═══ EXERCISE DATA ═══

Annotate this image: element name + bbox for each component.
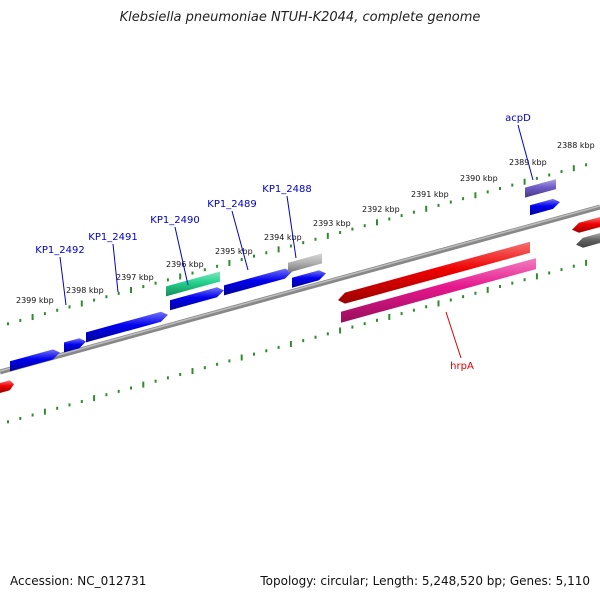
- gene-kp1-2489[interactable]: [224, 268, 292, 296]
- gene-kp1-2493[interactable]: [10, 349, 60, 372]
- gene-hrpa[interactable]: [338, 241, 530, 304]
- scale-label: 2397 kbp: [116, 273, 154, 282]
- gene-label: KP1_2492: [35, 245, 84, 256]
- leader-line: [517, 124, 534, 181]
- gene-kp1-2490-upper[interactable]: [166, 271, 220, 297]
- gene-gray-feature[interactable]: [288, 253, 322, 273]
- scale-label: 2399 kbp: [16, 296, 54, 305]
- genome-title: Klebsiella pneumoniae NTUH-K2044, comple…: [119, 10, 481, 25]
- scale-label: 2395 kbp: [215, 247, 253, 256]
- gene-acpd-region[interactable]: [530, 198, 560, 216]
- gene-kp1-2492[interactable]: [64, 338, 86, 353]
- gene-kp1-2491[interactable]: [86, 311, 168, 343]
- backbone-line: [0, 204, 600, 375]
- gene-red-right-edge[interactable]: [572, 217, 600, 233]
- leader-line: [231, 210, 249, 271]
- gene-darkgray-right-edge[interactable]: [576, 233, 600, 248]
- tick-marks: [7, 163, 588, 424]
- leader-line: [445, 311, 462, 359]
- backbone-highlight: [0, 205, 600, 372]
- scale-label: 2388 kbp: [557, 141, 595, 150]
- scale-label: 2390 kbp: [460, 174, 498, 183]
- scale-label: 2394 kbp: [264, 233, 302, 242]
- gene-kp1-2488[interactable]: [292, 270, 326, 288]
- scale-label: 2396 kbp: [166, 260, 204, 269]
- scale-label: 2392 kbp: [362, 205, 400, 214]
- features: [0, 179, 600, 393]
- gene-label: KP1_2489: [207, 199, 256, 210]
- gene-label: KP1_2490: [150, 215, 199, 226]
- gene-label: KP1_2488: [262, 184, 311, 195]
- gene-hrpa-upper[interactable]: [341, 258, 536, 323]
- lower-tick-track: [7, 259, 588, 424]
- leader-line: [59, 256, 67, 306]
- gene-acpd[interactable]: [525, 179, 556, 198]
- gene-label: hrpA: [450, 361, 474, 372]
- scale-label: 2393 kbp: [313, 219, 351, 228]
- scale-label: 2398 kbp: [66, 286, 104, 295]
- gene-kp1-2490[interactable]: [170, 287, 224, 311]
- accession-text: Accession: NC_012731: [10, 574, 147, 588]
- genome-summary-text: Topology: circular; Length: 5,248,520 bp…: [260, 574, 590, 588]
- leader-line: [112, 243, 119, 293]
- scale-label: 2391 kbp: [411, 190, 449, 199]
- leader-line: [174, 226, 189, 286]
- feature-labels: KP1_2492 KP1_2491 KP1_2490 KP1_2489 KP1_2488…: [35, 113, 534, 372]
- gene-red-left-edge[interactable]: [0, 380, 14, 393]
- backbone: [0, 204, 600, 375]
- upper-tick-track: [7, 163, 588, 326]
- leader-line: [286, 195, 297, 259]
- gene-label: acpD: [505, 113, 531, 124]
- gene-label: KP1_2491: [88, 232, 137, 243]
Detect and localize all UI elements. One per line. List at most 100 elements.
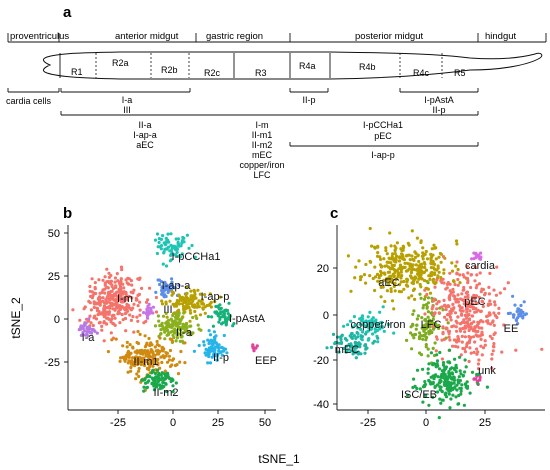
point-i-ap-p [209, 305, 213, 309]
point-pec [448, 338, 452, 342]
annot-cardia: cardia cells [6, 96, 52, 106]
cluster-label-ee: EE [504, 323, 519, 335]
point-ee [513, 303, 517, 307]
point-ii-m1 [143, 349, 147, 353]
point-ee [524, 312, 529, 316]
point-pec [456, 283, 460, 287]
point-pec [469, 351, 473, 355]
point-ii-m1 [170, 339, 175, 343]
panel-b-xtick-1: 0 [170, 417, 176, 429]
point-pec [441, 332, 445, 336]
point-isc-eb [424, 394, 428, 398]
point-ii-m2 [165, 375, 169, 379]
point-i-m [146, 298, 150, 302]
point-pec [497, 306, 501, 310]
point-copper-iron [374, 318, 378, 322]
point-aec [430, 270, 434, 275]
panel-b-ytick-1: 25 [48, 271, 60, 283]
point-pec [458, 308, 462, 312]
point-ee [512, 313, 516, 317]
point-ii-m1 [121, 344, 125, 348]
point-mec [331, 332, 336, 336]
point-aec [382, 278, 386, 282]
point-isc-eb [433, 384, 437, 388]
point-pec [493, 314, 498, 318]
point-aec [420, 262, 424, 266]
panel-b-y-axis [64, 225, 69, 410]
point-aec [422, 270, 427, 274]
point-aec [376, 279, 380, 283]
point-i-m [148, 286, 152, 290]
point-pec [492, 288, 496, 292]
point-i-pasta [224, 322, 228, 326]
point-ii-a [172, 331, 176, 335]
point-pec [481, 346, 486, 350]
point-pec [480, 299, 484, 303]
point-copper-iron [361, 323, 366, 327]
point-aec [405, 253, 410, 257]
point-aec [410, 254, 414, 258]
point-copper-iron [386, 322, 390, 326]
point-copper-iron [370, 323, 374, 328]
point-pec [473, 265, 477, 269]
point-aec [376, 251, 380, 255]
point-isc-eb [442, 368, 446, 372]
point-lfc [435, 324, 439, 328]
point-pec [476, 320, 480, 324]
point-ii-m1 [138, 332, 142, 336]
seg-r2c: R2c [204, 68, 221, 78]
point-pec [453, 295, 457, 299]
point-i-ap-a [161, 293, 165, 297]
point-i-ap-p [197, 299, 201, 303]
point-mec [358, 342, 362, 346]
point-aec [430, 273, 434, 277]
point-isc-eb [457, 402, 461, 406]
point-eep [253, 346, 257, 350]
point-ii-m2 [156, 378, 160, 382]
panel-c-y-axis [333, 225, 338, 410]
point-ii-m1 [163, 369, 167, 373]
point-ii-m1 [175, 363, 179, 367]
point-i-m [119, 287, 123, 292]
point-pec [473, 340, 477, 344]
point-lfc [426, 310, 430, 314]
point-aec [405, 261, 409, 265]
point-pec [458, 273, 462, 277]
point-iii [149, 308, 153, 312]
point-ii-m1 [153, 353, 157, 357]
point-i-m [123, 311, 127, 316]
point-mec [358, 345, 362, 349]
point-pec [469, 285, 473, 290]
point-copper-iron [382, 329, 386, 333]
point-pec [468, 346, 472, 350]
point-i-m [129, 308, 133, 312]
point-ii-p [220, 353, 224, 357]
cluster-label-pec: pEC [464, 296, 485, 308]
point-ii-p [202, 343, 206, 347]
point-i-m [82, 307, 86, 311]
point-i-ap-p [213, 300, 217, 304]
point-ii-a [153, 324, 158, 328]
point-aec [431, 277, 436, 281]
point-mec [344, 350, 348, 354]
point-pec [491, 349, 495, 353]
point-ii-p [212, 330, 216, 334]
annot-gastric-3: mEC [252, 150, 273, 160]
point-pec [478, 271, 482, 275]
point-i-pccha1 [153, 238, 158, 242]
point-pec [473, 296, 477, 300]
point-i-m [142, 321, 146, 325]
point-pec [467, 325, 471, 329]
point-i-m [115, 305, 120, 309]
point-i-a [87, 317, 91, 321]
point-isc-eb [434, 373, 438, 377]
panel-c-xtick-1: 0 [423, 417, 429, 429]
point-ii-a [183, 330, 187, 334]
point-i-m [91, 323, 95, 328]
point-ii-a [160, 321, 164, 325]
point-ii-m1 [119, 356, 123, 360]
panel-b-xtick-3: 50 [259, 417, 271, 429]
point-aec [385, 252, 389, 256]
point-pec [460, 340, 464, 344]
point-pec [447, 329, 452, 333]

═══

→ **PROBLEM DETAILS**
For every line in the listing above that contains "track", copy that line.

→ **ANSWER AREA**
- lower-tick-track: [7, 259, 588, 424]
- upper-tick-track: [7, 163, 588, 326]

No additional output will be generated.